(Problem statement) Below are the records; copy each line in them that holds the word "EBIT".

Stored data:
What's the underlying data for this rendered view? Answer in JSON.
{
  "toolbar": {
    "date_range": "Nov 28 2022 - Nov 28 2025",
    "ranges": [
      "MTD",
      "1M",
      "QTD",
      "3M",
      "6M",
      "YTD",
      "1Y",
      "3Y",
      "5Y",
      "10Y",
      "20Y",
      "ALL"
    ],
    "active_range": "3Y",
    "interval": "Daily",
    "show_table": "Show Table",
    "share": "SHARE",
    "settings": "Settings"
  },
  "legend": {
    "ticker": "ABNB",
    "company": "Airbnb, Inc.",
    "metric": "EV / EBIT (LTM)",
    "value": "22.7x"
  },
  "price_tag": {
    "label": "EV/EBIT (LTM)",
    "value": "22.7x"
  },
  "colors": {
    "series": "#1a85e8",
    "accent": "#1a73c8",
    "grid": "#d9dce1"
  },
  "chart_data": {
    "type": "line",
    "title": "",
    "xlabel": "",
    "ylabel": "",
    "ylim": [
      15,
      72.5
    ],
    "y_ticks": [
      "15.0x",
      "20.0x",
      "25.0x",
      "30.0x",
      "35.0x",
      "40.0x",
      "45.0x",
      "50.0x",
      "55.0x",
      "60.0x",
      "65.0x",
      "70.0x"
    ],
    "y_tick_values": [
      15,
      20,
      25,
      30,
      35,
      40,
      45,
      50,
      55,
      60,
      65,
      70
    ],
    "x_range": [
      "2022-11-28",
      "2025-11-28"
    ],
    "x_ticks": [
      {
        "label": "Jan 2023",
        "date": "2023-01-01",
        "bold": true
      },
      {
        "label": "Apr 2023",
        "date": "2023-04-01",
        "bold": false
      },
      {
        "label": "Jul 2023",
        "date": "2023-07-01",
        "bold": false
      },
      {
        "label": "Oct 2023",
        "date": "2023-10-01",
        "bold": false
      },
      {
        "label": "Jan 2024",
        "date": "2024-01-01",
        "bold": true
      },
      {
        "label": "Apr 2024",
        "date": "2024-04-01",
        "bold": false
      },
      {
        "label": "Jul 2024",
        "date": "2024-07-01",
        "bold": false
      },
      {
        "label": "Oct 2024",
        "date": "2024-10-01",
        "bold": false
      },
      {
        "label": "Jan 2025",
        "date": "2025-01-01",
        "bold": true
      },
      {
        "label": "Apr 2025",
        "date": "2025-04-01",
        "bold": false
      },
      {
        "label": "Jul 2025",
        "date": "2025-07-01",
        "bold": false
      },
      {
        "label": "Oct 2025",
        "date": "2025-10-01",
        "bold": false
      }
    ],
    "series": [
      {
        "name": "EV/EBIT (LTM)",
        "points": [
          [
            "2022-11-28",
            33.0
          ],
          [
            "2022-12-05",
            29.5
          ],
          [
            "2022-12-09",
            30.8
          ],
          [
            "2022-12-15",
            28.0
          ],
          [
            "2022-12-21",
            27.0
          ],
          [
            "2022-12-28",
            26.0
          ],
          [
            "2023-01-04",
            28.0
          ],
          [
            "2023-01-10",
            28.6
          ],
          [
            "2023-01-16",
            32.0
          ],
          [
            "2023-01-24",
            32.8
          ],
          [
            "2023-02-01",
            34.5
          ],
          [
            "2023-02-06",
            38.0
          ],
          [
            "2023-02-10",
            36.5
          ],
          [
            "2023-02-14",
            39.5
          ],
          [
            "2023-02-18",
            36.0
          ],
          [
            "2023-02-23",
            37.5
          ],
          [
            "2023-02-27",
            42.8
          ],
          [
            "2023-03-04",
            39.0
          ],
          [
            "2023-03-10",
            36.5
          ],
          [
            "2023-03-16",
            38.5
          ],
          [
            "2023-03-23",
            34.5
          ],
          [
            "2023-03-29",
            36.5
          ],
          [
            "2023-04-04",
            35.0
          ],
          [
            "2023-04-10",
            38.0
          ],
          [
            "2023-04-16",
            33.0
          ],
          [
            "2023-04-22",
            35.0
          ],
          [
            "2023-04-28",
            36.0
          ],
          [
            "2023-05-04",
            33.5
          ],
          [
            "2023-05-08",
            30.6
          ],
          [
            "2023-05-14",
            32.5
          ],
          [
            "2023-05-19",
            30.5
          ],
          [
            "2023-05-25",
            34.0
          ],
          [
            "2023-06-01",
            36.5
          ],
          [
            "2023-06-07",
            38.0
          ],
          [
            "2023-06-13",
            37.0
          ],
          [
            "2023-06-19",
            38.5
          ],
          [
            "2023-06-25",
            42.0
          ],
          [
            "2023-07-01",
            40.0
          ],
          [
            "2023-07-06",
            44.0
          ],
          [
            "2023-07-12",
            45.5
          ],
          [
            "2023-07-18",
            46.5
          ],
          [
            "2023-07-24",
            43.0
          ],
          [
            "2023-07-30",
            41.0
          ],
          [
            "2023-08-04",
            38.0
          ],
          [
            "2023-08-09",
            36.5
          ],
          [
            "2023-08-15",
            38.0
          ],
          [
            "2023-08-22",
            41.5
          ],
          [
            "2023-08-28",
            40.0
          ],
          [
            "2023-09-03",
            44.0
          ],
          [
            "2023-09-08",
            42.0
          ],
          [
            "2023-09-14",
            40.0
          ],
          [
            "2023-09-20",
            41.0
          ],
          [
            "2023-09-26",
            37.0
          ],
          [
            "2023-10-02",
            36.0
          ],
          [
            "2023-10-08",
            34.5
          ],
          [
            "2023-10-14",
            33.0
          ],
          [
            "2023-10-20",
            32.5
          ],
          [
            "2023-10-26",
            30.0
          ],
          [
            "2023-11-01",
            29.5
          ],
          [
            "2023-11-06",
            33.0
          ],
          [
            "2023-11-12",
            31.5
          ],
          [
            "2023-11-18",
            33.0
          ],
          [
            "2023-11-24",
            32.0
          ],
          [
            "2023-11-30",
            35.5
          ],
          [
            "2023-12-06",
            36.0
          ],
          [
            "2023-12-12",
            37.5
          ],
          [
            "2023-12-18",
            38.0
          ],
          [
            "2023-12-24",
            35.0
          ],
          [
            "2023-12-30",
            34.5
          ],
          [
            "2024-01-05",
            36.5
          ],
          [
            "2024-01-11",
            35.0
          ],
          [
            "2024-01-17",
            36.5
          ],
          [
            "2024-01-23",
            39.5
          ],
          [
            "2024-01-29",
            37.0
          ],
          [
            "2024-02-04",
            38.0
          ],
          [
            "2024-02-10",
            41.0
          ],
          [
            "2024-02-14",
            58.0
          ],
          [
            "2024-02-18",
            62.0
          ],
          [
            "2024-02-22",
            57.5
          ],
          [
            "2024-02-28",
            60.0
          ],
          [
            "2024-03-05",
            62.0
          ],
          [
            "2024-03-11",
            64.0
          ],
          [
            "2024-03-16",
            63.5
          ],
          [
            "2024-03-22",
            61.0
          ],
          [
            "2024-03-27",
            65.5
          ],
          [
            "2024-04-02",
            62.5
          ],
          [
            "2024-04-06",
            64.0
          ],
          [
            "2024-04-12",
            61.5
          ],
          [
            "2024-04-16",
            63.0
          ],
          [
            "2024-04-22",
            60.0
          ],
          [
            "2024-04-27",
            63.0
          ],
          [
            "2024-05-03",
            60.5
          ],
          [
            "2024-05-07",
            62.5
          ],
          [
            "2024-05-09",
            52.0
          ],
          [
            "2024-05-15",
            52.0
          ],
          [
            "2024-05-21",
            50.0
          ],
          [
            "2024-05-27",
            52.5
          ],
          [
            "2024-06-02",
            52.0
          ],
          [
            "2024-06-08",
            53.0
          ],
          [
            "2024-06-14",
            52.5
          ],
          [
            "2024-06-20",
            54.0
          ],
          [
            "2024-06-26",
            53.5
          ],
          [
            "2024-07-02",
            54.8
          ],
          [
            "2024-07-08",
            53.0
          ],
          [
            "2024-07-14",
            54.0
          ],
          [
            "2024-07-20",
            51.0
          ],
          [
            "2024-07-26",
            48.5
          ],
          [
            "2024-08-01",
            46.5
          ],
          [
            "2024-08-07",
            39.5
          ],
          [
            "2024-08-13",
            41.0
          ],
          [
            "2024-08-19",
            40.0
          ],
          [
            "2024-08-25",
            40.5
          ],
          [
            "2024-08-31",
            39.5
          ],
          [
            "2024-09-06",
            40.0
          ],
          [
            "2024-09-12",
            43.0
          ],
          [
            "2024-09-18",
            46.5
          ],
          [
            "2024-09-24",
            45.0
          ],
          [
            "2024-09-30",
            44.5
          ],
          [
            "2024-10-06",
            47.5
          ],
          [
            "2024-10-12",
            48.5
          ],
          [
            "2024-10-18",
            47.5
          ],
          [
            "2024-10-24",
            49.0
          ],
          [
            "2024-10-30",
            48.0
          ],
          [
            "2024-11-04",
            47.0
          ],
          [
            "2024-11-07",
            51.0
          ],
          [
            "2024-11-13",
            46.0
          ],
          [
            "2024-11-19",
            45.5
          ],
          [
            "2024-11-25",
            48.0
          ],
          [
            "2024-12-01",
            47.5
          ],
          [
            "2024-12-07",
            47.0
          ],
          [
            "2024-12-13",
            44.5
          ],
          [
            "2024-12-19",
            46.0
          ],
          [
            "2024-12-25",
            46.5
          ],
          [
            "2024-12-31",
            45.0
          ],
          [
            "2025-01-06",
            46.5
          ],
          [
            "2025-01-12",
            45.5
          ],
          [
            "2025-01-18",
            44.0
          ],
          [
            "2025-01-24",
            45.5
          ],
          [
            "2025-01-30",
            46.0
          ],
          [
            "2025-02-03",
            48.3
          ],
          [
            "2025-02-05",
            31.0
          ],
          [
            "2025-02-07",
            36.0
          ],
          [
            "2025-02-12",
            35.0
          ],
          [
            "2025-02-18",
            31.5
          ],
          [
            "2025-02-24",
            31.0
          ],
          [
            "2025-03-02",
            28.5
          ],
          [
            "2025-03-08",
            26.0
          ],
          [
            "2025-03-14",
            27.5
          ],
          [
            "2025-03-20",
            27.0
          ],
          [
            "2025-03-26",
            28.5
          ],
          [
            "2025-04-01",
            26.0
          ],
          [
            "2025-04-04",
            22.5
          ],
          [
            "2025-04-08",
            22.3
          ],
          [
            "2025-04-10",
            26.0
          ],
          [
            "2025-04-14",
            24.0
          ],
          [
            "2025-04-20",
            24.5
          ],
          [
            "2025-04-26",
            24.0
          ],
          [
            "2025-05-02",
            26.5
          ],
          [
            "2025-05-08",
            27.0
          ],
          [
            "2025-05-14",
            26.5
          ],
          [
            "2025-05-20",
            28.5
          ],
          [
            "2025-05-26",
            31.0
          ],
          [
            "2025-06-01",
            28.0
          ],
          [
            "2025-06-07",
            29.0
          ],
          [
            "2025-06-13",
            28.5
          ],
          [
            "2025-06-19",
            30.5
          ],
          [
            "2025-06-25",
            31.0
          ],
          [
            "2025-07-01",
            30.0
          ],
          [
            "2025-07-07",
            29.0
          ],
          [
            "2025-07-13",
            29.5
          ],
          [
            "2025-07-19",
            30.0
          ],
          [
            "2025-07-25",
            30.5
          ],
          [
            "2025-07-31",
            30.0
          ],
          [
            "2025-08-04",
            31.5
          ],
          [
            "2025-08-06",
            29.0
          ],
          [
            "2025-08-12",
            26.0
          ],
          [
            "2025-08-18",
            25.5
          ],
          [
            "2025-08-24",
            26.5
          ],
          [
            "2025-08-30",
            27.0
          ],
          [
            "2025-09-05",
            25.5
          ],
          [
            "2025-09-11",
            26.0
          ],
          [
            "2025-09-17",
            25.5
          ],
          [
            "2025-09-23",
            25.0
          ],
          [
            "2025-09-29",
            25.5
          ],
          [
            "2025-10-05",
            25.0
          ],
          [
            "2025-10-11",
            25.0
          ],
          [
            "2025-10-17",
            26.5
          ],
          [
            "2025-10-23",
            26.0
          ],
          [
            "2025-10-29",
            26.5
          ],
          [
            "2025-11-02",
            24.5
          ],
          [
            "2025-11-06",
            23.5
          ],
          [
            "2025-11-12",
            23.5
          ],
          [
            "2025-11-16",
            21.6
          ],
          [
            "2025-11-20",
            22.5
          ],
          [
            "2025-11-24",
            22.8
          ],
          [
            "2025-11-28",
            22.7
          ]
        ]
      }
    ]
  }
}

(Expected answer)
    "metric": "EV / EBIT (LTM)",
    "label": "EV/EBIT (LTM)",
        "name": "EV/EBIT (LTM)",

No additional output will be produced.